## Source records
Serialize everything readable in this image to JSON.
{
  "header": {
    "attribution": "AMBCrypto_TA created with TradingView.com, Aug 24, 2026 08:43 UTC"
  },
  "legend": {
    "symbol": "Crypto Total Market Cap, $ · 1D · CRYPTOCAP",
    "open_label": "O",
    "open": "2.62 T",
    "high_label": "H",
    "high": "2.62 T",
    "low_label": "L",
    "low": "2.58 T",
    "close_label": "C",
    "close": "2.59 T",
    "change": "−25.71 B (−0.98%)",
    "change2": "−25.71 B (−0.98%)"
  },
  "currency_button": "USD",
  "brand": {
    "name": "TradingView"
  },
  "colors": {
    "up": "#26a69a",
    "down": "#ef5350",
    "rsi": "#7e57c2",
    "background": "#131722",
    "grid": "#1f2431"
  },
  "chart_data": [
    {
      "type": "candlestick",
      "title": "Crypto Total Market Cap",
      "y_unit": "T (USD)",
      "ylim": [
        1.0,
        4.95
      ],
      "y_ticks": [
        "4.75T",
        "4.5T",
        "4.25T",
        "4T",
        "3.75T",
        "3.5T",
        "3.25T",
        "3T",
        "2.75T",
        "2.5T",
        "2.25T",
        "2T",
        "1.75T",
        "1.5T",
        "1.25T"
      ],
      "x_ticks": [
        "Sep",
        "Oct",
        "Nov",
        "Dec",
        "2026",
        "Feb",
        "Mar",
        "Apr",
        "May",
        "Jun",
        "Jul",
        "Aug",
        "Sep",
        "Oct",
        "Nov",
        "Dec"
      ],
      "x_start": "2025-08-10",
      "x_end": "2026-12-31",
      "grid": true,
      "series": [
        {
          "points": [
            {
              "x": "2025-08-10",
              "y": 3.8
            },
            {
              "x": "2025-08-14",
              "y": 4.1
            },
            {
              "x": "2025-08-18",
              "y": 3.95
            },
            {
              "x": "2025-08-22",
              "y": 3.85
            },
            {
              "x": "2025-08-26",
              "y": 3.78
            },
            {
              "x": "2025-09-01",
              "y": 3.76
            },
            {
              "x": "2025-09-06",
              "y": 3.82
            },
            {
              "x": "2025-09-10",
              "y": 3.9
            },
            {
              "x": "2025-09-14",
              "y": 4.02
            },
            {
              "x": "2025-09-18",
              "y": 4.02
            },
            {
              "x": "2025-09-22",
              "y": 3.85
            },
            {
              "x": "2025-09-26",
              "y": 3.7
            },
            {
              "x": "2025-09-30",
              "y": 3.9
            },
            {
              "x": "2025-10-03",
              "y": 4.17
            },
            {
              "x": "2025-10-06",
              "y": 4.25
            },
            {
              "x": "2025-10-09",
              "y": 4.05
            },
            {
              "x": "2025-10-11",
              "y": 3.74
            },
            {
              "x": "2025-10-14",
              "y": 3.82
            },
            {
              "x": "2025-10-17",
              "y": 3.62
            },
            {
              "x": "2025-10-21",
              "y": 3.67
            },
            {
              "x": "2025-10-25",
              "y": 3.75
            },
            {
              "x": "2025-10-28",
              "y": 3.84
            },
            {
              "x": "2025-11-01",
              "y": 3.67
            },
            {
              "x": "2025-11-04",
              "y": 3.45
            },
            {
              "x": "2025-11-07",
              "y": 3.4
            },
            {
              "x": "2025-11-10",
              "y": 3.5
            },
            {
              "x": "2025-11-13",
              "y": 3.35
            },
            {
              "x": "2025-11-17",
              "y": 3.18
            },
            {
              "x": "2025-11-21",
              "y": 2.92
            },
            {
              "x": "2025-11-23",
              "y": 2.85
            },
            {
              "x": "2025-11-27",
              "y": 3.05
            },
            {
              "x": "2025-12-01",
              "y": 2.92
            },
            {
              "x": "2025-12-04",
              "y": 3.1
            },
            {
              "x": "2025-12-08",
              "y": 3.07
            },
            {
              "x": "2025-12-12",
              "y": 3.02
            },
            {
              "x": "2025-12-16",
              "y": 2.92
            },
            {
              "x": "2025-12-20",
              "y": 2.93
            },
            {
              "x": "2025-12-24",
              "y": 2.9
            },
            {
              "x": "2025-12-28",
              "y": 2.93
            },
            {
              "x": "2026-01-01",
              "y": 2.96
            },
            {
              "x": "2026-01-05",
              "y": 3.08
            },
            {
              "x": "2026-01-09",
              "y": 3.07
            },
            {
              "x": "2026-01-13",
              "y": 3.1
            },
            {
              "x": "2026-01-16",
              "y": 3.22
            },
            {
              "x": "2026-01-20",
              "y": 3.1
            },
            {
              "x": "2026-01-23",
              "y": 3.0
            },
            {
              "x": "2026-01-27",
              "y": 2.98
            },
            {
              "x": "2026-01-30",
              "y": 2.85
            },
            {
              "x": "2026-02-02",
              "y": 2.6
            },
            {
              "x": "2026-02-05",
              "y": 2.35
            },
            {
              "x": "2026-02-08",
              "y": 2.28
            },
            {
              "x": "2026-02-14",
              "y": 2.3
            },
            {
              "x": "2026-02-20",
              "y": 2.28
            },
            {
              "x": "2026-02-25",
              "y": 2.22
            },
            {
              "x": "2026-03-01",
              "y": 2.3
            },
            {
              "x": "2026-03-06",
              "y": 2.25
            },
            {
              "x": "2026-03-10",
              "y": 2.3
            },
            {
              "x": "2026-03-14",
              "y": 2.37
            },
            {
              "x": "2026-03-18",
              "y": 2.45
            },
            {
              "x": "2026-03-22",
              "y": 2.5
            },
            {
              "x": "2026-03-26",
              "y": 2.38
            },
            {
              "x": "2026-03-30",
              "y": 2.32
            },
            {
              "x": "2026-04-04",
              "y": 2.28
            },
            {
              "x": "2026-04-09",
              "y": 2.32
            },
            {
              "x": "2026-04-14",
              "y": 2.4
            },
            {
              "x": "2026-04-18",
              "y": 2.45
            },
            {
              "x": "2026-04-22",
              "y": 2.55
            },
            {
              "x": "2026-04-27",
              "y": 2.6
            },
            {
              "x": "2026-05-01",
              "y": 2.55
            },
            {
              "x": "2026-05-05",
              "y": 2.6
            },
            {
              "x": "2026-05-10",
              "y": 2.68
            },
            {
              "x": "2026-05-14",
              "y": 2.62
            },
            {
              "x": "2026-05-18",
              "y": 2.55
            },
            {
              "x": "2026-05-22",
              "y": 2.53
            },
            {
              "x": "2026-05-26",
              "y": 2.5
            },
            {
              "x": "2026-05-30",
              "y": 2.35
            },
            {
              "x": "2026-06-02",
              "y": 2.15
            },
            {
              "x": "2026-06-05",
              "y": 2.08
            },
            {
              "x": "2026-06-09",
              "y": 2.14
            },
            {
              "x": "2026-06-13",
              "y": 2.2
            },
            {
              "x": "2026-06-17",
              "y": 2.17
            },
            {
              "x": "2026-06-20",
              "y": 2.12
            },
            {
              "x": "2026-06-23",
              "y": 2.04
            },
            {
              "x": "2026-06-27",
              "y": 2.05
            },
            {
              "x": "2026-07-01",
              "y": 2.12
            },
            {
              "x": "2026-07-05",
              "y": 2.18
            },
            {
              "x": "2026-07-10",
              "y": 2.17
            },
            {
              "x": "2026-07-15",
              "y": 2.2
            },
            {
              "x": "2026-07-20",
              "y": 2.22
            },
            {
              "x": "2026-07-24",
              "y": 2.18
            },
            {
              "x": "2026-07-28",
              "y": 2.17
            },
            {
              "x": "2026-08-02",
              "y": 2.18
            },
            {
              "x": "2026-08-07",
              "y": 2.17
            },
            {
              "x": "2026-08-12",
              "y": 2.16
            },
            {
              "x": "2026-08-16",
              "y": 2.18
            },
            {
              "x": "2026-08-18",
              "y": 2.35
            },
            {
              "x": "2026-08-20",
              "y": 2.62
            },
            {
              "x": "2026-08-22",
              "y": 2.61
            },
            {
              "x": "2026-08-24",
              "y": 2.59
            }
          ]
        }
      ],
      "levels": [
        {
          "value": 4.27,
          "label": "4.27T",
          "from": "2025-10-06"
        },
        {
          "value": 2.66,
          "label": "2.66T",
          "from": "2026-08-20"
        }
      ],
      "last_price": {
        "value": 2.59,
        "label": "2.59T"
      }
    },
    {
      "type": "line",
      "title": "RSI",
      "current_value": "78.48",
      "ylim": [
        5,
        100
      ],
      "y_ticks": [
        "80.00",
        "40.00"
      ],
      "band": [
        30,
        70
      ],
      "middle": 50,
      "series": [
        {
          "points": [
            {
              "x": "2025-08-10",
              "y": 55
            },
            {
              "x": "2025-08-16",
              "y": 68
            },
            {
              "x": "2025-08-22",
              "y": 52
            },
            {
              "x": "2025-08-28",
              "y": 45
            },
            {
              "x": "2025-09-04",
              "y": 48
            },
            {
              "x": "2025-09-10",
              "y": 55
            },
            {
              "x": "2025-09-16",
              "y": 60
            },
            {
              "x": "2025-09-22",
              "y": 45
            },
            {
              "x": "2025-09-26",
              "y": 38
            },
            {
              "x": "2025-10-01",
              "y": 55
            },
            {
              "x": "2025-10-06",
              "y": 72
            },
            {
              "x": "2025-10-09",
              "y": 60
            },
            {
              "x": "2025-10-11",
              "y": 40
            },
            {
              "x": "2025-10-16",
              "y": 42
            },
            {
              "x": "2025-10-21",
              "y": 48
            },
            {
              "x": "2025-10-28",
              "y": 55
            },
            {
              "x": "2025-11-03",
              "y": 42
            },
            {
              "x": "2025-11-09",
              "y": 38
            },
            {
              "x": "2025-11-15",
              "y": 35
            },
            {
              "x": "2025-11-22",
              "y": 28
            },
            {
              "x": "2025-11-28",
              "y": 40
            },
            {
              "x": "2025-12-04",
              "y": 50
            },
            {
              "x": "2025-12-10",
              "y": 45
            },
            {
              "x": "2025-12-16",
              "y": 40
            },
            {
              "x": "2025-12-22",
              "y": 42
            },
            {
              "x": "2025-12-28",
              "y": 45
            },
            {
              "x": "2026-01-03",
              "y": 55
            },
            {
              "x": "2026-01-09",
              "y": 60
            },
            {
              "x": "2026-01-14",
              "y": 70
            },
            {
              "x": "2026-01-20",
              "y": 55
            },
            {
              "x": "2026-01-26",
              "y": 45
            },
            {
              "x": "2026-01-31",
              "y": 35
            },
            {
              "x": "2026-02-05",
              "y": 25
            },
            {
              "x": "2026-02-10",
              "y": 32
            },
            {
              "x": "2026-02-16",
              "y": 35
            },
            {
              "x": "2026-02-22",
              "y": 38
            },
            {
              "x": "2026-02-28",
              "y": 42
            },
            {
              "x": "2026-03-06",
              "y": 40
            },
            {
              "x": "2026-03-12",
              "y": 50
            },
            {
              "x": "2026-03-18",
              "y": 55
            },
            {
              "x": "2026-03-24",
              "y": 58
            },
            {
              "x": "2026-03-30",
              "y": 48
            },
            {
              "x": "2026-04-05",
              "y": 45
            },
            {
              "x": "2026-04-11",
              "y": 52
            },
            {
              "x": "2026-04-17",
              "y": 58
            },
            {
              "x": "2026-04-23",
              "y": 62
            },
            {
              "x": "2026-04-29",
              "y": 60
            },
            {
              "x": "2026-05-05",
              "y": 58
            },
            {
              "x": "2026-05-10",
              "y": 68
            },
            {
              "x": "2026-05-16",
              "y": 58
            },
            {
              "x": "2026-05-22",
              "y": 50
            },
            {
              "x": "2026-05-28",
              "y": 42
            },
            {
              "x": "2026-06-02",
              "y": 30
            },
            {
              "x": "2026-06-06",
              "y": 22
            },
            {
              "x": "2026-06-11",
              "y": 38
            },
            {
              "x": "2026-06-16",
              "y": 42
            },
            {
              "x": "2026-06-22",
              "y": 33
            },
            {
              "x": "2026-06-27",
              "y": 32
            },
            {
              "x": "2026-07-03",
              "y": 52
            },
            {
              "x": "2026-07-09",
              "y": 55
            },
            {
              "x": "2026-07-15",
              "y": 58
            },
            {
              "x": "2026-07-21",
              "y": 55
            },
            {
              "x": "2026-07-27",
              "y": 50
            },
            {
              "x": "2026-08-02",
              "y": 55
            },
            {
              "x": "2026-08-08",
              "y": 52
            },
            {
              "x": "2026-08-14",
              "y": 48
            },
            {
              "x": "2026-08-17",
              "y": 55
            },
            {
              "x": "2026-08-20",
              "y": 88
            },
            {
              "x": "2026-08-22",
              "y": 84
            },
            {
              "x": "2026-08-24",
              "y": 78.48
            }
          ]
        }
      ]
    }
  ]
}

## Required work
Report each line of the material above where the word "TradingView" appears.

## Solution for this problem
    "attribution": "AMBCrypto_TA created with TradingView.com, Aug 24, 2026 08:43 UTC"
    "name": "TradingView"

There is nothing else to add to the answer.